Excerpted passage |
◆ ◆ ◆ ◆
Flying Spaghetti Monster

Pastafarians, evolution and philosophical naturalism

One of the fun and exciting, but also challenging aspects of being a priest is that you are sometimes asked deeply existential questions, and people actually expect a well-thought and meaningful answer. Fortunately, I have read a great amount of books, and have a deep pool of background knowledge to drain on, even when asked (completely out of the blue), whether I believe in evolution and naturalism.

The answer to the first question – whether as a Pastafarian I believe in evolution – is quite easy. Obviously not. That is – I believe we can observe evolution and it’s consequences. But I believe it being the work of the Flying Spaghetti Monster that just made it seem that evolution exists, whether in reality it is the FSM that is pulling the strings. Since we have no way of communicating with FSM directly, nor do we have a way of proving that proposition, we can merely believe in it, in the spiritual sense. In practice, we can handle as if evolution does exist as a stand-alone feature of life as we know it. It is a bit like Newton’s laws and the Relativity Theory. We know that everything is relative, that matter and energy are equal and that light is both a particle and a wave. But for (almost) all practical purposes, Newton’s laws are rather sufficient.
◆ ◆ ◆ ◆
Extracted data |
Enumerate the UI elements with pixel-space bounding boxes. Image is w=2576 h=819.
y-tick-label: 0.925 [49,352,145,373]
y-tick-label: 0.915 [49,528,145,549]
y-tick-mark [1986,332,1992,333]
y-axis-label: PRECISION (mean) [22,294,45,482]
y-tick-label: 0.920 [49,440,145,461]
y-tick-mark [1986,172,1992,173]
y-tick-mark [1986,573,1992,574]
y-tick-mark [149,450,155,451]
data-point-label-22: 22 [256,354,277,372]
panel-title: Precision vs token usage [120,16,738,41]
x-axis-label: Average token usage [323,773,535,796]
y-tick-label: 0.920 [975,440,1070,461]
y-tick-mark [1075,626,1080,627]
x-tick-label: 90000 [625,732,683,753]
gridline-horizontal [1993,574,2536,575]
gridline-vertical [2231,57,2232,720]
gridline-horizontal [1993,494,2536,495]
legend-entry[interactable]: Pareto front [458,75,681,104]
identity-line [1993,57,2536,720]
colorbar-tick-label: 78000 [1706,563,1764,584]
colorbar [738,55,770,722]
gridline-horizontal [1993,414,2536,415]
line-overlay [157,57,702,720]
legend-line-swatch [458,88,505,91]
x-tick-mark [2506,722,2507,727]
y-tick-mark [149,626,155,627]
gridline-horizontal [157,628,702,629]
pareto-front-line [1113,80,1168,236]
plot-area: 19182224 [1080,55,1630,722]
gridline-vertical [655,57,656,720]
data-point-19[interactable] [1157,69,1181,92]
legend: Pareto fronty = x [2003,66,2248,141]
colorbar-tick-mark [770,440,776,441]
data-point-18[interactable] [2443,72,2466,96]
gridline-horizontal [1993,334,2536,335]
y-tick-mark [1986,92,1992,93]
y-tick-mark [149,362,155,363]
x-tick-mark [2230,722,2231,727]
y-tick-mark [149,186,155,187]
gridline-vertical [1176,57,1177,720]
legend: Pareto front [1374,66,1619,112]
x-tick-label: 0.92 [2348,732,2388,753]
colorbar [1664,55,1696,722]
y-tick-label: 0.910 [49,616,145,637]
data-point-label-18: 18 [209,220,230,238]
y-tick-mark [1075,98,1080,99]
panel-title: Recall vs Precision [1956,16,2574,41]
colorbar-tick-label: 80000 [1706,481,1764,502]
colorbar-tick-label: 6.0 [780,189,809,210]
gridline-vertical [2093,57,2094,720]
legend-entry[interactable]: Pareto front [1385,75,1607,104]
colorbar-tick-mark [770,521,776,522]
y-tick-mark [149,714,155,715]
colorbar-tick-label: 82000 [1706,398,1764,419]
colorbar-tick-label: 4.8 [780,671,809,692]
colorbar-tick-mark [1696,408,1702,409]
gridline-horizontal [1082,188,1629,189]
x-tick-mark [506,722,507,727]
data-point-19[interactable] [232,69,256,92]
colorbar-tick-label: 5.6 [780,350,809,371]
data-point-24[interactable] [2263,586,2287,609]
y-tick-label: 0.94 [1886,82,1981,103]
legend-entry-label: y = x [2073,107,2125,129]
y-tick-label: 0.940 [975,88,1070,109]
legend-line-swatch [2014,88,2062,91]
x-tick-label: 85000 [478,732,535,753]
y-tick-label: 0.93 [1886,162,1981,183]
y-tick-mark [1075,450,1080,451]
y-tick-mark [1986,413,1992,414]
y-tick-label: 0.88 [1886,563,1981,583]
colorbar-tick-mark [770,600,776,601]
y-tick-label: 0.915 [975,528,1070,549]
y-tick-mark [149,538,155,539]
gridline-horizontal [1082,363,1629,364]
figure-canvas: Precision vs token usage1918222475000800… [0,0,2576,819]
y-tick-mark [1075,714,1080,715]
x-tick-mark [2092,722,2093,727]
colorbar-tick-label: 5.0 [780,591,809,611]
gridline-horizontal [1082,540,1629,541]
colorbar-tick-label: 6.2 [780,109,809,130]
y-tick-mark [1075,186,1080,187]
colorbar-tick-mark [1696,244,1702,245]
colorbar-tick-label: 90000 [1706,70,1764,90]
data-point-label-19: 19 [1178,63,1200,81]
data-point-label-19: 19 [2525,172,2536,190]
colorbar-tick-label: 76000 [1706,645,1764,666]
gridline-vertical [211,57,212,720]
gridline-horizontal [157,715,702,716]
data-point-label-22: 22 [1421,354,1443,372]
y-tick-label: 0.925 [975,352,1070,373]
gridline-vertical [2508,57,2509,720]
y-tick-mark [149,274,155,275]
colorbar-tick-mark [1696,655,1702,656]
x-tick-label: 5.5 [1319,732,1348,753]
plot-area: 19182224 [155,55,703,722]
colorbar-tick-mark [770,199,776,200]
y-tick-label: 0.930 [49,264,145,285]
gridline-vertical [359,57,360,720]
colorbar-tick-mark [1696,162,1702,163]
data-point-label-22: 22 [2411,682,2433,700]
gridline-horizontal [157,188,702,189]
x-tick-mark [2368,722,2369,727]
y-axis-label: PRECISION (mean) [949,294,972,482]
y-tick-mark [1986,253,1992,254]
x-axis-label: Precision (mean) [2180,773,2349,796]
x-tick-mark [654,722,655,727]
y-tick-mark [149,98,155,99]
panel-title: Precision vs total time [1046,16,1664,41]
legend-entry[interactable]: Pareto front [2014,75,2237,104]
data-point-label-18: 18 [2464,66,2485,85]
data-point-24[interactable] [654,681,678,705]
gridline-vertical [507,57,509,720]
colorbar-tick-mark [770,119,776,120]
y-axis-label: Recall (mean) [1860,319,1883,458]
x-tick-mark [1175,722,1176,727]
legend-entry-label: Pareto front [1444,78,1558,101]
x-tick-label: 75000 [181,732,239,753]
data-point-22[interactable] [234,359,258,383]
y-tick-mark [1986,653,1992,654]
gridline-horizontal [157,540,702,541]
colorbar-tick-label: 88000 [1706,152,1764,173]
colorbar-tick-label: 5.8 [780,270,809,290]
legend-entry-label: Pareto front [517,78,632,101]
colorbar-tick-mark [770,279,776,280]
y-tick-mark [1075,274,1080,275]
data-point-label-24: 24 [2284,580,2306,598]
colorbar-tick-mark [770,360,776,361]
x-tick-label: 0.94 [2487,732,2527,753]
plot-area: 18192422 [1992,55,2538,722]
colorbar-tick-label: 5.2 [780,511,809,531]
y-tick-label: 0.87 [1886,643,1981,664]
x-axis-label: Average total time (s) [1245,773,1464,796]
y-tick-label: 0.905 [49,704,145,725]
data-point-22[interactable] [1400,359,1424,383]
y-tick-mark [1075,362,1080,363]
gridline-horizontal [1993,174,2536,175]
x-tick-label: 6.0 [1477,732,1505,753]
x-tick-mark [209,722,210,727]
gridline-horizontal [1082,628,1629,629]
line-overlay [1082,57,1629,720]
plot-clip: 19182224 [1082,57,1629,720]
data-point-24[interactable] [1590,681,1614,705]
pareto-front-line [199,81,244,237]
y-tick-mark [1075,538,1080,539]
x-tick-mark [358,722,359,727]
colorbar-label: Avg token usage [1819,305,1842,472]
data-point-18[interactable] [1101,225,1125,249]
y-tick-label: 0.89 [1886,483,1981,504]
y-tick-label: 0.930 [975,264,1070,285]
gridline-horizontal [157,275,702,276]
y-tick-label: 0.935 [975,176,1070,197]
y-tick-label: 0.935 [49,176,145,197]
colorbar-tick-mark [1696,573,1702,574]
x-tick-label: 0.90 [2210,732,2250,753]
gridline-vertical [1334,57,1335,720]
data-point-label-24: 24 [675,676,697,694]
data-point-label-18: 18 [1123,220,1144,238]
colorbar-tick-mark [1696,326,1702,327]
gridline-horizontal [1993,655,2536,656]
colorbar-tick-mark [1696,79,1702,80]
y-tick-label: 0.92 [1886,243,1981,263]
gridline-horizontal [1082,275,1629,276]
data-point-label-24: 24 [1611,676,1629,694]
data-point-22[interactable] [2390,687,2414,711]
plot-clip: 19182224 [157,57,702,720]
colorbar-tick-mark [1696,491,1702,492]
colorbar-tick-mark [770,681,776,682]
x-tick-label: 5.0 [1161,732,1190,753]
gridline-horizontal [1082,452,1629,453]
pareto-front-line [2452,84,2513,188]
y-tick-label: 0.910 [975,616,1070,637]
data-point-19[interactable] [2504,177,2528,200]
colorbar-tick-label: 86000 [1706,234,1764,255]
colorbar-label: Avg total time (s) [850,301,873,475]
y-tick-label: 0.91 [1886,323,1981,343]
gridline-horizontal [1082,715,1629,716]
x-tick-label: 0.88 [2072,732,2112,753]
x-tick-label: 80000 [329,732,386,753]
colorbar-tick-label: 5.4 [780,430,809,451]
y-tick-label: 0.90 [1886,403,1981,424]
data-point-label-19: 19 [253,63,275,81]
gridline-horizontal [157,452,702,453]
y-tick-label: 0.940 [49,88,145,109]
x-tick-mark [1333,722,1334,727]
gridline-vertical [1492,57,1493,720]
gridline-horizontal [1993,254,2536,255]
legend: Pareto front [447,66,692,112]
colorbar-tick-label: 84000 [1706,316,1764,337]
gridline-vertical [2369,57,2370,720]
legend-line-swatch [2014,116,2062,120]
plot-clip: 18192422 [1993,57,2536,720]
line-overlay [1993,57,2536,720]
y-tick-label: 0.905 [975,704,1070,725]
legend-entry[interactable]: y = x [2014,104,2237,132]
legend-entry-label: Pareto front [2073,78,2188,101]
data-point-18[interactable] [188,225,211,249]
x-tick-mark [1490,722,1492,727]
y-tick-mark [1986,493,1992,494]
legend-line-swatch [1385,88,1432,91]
◆ ◆ ◆ ◆
The request | Rewrite the passage on the Flying Spaghetti Monster from "Pastafarians, evolution and" to "evolution and naturalism.", swapping "priest" for "minister". The rows have no part in this work.

The answer |
Pastafarians, evolution and philosophical naturalism

One of the fun and exciting, but also challenging aspects of being a minister is that you are sometimes asked deeply existential questions, and people actually expect a well-thought and meaningful answer. Fortunately, I have read a great amount of books, and have a deep pool of background knowledge to drain on, even when asked (completely out of the blue), whether I believe in evolution and naturalism.